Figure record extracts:

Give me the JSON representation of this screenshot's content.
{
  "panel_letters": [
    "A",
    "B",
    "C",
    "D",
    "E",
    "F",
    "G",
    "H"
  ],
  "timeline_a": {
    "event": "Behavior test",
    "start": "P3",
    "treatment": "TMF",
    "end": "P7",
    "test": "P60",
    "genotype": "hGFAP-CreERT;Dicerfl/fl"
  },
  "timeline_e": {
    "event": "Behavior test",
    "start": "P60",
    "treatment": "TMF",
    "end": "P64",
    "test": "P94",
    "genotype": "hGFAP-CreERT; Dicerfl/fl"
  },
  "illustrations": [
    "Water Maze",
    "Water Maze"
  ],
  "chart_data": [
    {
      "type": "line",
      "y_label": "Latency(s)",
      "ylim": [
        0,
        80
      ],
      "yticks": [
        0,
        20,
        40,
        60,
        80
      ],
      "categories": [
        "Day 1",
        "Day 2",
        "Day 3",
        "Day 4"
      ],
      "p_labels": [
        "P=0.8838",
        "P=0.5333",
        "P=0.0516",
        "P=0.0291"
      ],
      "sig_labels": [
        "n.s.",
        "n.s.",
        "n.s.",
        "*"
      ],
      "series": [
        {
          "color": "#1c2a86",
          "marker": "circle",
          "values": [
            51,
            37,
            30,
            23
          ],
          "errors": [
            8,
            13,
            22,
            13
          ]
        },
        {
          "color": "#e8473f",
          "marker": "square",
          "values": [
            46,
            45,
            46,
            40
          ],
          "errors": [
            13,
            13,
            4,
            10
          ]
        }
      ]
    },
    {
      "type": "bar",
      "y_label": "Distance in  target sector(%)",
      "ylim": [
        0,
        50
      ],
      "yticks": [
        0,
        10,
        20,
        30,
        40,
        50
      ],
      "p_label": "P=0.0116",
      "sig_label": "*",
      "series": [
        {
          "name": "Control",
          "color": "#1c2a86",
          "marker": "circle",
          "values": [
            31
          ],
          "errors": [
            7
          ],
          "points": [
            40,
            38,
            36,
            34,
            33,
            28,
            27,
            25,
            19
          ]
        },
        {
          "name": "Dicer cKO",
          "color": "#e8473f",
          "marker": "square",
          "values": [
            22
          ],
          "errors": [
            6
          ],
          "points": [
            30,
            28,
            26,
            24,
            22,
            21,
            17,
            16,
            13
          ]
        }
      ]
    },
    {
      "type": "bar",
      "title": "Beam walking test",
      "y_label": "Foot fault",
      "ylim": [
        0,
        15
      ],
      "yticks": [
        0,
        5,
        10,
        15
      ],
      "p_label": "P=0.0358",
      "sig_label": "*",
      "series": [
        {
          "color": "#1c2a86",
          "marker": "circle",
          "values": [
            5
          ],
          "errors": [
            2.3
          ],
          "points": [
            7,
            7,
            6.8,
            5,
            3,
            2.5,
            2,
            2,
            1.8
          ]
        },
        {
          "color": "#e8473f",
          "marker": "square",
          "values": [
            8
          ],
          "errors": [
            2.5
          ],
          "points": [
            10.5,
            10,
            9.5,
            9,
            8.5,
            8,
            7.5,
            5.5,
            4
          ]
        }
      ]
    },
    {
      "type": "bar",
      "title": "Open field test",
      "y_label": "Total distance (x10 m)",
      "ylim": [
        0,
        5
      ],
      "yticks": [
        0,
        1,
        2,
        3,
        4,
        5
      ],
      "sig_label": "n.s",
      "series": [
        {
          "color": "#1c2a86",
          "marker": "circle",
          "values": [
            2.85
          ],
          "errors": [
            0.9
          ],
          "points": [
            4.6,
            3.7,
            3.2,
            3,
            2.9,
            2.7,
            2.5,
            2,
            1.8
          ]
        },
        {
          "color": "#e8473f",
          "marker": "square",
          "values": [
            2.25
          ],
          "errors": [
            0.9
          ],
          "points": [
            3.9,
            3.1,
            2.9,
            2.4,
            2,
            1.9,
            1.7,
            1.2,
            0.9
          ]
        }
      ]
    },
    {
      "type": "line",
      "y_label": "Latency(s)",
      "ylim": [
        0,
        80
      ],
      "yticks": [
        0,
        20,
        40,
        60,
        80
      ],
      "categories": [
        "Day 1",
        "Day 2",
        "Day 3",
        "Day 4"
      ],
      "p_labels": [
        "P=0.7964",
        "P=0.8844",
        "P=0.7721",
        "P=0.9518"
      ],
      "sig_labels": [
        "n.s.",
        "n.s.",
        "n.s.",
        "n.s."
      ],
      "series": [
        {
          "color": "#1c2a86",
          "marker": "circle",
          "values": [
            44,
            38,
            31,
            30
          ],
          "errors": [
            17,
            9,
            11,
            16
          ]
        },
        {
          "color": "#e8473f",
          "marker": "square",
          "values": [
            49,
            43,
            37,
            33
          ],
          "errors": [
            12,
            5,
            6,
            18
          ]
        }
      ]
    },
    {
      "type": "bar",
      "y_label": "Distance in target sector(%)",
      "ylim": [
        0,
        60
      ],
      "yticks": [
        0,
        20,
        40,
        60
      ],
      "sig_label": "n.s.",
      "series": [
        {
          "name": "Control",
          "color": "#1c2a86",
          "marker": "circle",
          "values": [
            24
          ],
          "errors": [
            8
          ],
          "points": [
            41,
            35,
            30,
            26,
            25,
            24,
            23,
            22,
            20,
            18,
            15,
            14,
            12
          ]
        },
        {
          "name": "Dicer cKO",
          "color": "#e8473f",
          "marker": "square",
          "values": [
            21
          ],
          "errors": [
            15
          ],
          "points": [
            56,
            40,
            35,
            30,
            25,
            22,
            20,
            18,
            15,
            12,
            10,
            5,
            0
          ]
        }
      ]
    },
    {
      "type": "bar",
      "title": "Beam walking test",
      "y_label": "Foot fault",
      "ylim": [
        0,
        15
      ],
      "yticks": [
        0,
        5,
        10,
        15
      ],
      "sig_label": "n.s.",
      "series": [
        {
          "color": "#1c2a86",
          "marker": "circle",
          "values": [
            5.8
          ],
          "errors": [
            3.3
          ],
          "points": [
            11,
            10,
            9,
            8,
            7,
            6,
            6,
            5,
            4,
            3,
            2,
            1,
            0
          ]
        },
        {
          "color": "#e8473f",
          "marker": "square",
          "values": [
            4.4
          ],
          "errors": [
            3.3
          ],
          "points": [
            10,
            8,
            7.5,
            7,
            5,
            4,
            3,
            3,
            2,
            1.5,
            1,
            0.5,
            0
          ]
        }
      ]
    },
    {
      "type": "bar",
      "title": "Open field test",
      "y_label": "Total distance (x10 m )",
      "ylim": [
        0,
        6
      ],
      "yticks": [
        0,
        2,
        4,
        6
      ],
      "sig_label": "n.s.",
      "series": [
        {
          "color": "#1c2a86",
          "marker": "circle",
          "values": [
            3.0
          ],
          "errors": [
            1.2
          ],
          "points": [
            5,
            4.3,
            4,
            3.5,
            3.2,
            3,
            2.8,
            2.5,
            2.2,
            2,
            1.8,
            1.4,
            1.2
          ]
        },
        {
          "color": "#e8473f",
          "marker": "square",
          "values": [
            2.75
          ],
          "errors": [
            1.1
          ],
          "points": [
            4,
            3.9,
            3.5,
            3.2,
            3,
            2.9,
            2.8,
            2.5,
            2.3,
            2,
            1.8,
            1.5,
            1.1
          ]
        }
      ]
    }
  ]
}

Work to do →
Pick out the lines above containing the word "Total", then copy them.

Response →
      "y_label": "Total distance (x10 m)",
      "y_label": "Total distance (x10 m )",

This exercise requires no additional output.